(Collected data entries)
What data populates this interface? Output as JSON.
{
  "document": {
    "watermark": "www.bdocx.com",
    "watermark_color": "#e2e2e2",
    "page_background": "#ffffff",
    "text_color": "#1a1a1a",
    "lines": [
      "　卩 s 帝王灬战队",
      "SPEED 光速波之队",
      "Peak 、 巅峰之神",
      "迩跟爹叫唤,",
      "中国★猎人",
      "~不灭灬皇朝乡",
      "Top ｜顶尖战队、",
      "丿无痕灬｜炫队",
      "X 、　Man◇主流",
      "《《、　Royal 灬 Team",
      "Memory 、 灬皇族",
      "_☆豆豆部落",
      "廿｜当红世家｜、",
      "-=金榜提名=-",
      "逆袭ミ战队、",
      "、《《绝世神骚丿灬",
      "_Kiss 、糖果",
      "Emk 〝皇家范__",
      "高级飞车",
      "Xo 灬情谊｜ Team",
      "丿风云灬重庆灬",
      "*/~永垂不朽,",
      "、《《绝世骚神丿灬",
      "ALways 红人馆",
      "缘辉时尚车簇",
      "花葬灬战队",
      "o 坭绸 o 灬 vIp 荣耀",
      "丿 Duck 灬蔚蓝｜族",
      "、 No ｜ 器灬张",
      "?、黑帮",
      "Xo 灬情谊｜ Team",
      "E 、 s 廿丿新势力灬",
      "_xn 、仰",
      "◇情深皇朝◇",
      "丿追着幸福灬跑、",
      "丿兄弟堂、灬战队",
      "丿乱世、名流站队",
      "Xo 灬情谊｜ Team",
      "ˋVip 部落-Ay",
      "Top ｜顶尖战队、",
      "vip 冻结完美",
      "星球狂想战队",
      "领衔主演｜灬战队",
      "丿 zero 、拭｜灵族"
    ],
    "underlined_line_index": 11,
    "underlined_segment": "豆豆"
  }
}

Goal:
Each record must be returned exactly as it is written.

Exercise answer:
What data populates this interface? Output as JSON.
{
  "document": {
    "watermark": "www.bdocx.com",
    "watermark_color": "#e2e2e2",
    "page_background": "#ffffff",
    "text_color": "#1a1a1a",
    "lines": [
      "　卩 s 帝王灬战队",
      "SPEED 光速波之队",
      "Peak 、 巅峰之神",
      "迩跟爹叫唤,",
      "中国★猎人",
      "~不灭灬皇朝乡",
      "Top ｜顶尖战队、",
      "丿无痕灬｜炫队",
      "X 、　Man◇主流",
      "《《、　Royal 灬 Team",
      "Memory 、 灬皇族",
      "_☆豆豆部落",
      "廿｜当红世家｜、",
      "-=金榜提名=-",
      "逆袭ミ战队、",
      "、《《绝世神骚丿灬",
      "_Kiss 、糖果",
      "Emk 〝皇家范__",
      "高级飞车",
      "Xo 灬情谊｜ Team",
      "丿风云灬重庆灬",
      "*/~永垂不朽,",
      "、《《绝世骚神丿灬",
      "ALways 红人馆",
      "缘辉时尚车簇",
      "花葬灬战队",
      "o 坭绸 o 灬 vIp 荣耀",
      "丿 Duck 灬蔚蓝｜族",
      "、 No ｜ 器灬张",
      "?、黑帮",
      "Xo 灬情谊｜ Team",
      "E 、 s 廿丿新势力灬",
      "_xn 、仰",
      "◇情深皇朝◇",
      "丿追着幸福灬跑、",
      "丿兄弟堂、灬战队",
      "丿乱世、名流站队",
      "Xo 灬情谊｜ Team",
      "ˋVip 部落-Ay",
      "Top ｜顶尖战队、",
      "vip 冻结完美",
      "星球狂想战队",
      "领衔主演｜灬战队",
      "丿 zero 、拭｜灵族"
    ],
    "underlined_line_index": 11,
    "underlined_segment": "豆豆"
  }
}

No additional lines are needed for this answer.